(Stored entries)
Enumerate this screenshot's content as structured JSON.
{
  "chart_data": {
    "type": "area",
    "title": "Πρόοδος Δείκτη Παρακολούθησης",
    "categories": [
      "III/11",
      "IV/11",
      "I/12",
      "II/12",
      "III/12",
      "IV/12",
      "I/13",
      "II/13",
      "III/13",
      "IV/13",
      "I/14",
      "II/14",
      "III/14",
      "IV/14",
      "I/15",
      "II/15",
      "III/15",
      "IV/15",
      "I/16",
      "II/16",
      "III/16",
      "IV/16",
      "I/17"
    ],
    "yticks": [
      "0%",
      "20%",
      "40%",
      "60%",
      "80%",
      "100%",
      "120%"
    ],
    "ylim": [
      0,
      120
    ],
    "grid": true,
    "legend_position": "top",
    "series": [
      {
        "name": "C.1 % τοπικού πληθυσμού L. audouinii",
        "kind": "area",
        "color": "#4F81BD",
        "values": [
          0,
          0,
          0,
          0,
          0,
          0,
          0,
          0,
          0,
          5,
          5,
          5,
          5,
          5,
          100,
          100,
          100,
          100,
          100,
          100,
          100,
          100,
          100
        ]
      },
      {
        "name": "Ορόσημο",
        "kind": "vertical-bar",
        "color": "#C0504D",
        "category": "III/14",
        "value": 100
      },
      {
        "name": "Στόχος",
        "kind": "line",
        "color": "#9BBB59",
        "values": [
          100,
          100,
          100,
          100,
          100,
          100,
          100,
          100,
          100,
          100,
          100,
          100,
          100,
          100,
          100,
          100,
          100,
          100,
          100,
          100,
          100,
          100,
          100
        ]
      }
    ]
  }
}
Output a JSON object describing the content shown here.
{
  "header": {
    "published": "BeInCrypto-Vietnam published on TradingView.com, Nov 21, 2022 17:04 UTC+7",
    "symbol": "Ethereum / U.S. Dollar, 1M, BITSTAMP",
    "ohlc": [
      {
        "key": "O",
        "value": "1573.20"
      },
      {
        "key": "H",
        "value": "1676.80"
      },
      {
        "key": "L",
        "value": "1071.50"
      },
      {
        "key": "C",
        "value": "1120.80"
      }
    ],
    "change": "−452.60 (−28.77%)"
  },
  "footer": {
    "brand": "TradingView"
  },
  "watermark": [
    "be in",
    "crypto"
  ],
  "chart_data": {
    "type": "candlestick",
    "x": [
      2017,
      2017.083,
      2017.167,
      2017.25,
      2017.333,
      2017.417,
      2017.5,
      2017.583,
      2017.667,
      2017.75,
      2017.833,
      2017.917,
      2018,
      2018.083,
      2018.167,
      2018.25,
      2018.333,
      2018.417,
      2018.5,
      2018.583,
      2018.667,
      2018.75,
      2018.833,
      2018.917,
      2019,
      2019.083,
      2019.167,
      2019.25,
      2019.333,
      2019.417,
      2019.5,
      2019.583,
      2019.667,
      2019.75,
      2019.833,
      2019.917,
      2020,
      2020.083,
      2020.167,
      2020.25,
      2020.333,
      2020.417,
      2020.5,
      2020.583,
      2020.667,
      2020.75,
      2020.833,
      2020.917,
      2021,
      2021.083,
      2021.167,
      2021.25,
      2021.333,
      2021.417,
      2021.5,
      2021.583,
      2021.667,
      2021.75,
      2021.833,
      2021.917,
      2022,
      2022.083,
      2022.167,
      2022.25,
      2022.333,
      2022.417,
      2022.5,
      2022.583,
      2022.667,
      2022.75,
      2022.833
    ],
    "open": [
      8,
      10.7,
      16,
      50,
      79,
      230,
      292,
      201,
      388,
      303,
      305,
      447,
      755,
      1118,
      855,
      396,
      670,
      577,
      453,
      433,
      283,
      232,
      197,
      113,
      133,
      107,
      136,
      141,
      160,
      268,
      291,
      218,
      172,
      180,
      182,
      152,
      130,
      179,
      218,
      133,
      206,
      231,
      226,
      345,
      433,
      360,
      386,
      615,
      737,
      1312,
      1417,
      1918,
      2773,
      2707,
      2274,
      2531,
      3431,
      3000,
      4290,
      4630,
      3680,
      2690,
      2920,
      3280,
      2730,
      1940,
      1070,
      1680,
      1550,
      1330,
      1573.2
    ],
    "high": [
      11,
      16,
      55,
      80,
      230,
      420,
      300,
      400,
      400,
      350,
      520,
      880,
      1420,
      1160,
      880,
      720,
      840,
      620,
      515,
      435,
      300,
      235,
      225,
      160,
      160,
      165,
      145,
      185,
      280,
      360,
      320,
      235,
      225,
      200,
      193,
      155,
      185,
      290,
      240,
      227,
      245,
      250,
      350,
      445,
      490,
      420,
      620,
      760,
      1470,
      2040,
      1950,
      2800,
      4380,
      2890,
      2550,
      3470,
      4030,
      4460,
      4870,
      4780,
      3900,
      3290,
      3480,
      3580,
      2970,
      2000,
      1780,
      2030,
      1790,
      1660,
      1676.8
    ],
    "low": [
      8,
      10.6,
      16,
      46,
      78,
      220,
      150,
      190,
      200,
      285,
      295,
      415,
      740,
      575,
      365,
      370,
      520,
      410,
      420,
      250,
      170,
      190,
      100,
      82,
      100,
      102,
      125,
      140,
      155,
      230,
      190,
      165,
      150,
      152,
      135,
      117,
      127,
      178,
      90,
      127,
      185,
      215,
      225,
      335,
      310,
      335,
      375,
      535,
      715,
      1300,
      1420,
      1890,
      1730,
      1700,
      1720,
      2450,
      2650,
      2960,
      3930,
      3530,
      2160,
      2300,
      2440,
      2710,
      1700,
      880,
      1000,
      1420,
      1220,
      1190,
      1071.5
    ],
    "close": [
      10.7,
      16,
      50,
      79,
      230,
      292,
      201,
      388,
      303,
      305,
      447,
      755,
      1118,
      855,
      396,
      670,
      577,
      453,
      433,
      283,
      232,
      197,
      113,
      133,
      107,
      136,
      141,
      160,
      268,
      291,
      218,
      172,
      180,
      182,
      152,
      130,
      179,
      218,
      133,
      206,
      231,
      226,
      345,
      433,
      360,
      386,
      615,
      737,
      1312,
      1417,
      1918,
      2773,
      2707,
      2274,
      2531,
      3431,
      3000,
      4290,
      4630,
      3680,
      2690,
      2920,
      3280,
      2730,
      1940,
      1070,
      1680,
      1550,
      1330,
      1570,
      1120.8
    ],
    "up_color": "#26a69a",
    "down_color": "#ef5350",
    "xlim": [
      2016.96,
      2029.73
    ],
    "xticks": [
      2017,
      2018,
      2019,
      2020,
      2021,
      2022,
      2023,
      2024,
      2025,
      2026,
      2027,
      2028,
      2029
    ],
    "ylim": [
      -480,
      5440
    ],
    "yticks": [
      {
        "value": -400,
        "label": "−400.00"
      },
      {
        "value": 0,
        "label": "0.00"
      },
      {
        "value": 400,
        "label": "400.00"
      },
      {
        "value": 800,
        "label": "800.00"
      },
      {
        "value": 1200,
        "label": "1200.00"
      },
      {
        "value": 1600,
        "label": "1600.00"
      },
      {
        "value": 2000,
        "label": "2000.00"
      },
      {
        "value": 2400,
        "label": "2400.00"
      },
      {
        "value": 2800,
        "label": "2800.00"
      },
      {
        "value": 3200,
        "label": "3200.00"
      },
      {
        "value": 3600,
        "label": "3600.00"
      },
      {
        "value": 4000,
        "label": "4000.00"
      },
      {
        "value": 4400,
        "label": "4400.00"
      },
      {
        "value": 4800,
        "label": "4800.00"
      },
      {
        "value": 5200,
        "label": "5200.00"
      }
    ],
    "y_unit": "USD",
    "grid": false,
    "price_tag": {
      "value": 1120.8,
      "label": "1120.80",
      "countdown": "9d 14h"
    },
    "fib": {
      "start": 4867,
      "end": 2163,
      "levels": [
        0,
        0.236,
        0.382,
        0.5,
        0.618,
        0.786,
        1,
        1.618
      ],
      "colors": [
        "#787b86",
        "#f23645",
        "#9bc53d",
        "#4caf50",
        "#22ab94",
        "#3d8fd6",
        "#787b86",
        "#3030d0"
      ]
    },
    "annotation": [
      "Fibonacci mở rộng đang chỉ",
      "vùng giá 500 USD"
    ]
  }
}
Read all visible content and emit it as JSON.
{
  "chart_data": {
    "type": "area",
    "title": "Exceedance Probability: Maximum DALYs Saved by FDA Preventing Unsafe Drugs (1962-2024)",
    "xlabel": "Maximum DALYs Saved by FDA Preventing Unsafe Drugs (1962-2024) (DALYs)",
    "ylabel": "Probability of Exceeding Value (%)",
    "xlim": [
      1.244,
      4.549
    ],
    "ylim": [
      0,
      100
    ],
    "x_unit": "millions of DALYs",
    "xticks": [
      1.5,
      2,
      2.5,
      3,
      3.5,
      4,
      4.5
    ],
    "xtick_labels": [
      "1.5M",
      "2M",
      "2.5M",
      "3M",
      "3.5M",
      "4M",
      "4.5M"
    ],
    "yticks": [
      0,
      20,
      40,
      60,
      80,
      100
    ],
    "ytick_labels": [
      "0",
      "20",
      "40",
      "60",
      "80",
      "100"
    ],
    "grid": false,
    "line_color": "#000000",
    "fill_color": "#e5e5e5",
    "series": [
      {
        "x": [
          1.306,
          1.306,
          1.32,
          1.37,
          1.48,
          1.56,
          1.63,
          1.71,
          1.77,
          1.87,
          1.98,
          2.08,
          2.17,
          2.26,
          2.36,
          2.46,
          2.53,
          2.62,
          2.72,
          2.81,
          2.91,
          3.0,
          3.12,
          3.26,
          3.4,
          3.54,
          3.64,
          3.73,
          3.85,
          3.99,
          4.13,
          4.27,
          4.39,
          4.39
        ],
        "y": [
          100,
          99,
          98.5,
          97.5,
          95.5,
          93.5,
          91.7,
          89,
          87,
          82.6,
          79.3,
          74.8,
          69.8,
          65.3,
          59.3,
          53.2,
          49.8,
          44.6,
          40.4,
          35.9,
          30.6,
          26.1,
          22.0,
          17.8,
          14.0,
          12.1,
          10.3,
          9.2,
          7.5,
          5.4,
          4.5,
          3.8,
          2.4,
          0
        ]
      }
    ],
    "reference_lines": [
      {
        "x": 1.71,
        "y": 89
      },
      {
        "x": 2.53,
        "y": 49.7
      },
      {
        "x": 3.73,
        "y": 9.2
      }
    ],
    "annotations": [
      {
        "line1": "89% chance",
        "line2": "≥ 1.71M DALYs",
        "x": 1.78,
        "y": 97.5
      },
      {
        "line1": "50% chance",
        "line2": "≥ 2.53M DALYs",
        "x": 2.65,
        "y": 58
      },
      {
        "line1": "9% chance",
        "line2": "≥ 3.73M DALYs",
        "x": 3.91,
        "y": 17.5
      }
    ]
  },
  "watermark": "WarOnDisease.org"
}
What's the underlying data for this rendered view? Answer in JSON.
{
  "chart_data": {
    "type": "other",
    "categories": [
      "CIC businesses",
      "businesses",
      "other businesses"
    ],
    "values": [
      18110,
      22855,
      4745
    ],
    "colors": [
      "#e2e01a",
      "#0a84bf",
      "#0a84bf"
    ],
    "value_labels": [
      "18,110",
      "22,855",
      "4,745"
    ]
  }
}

**TASK DIRECTIONS**
Find the line that contains "What's the underlying" in the listing above. Retype it and every line after it up to the last, exactly, and nothing else.

**WRITTEN RESPONSE**
What's the underlying data for this rendered view? Answer in JSON.
{
  "chart_data": {
    "type": "other",
    "categories": [
      "CIC businesses",
      "businesses",
      "other businesses"
    ],
    "values": [
      18110,
      22855,
      4745
    ],
    "colors": [
      "#e2e01a",
      "#0a84bf",
      "#0a84bf"
    ],
    "value_labels": [
      "18,110",
      "22,855",
      "4,745"
    ]
  }
}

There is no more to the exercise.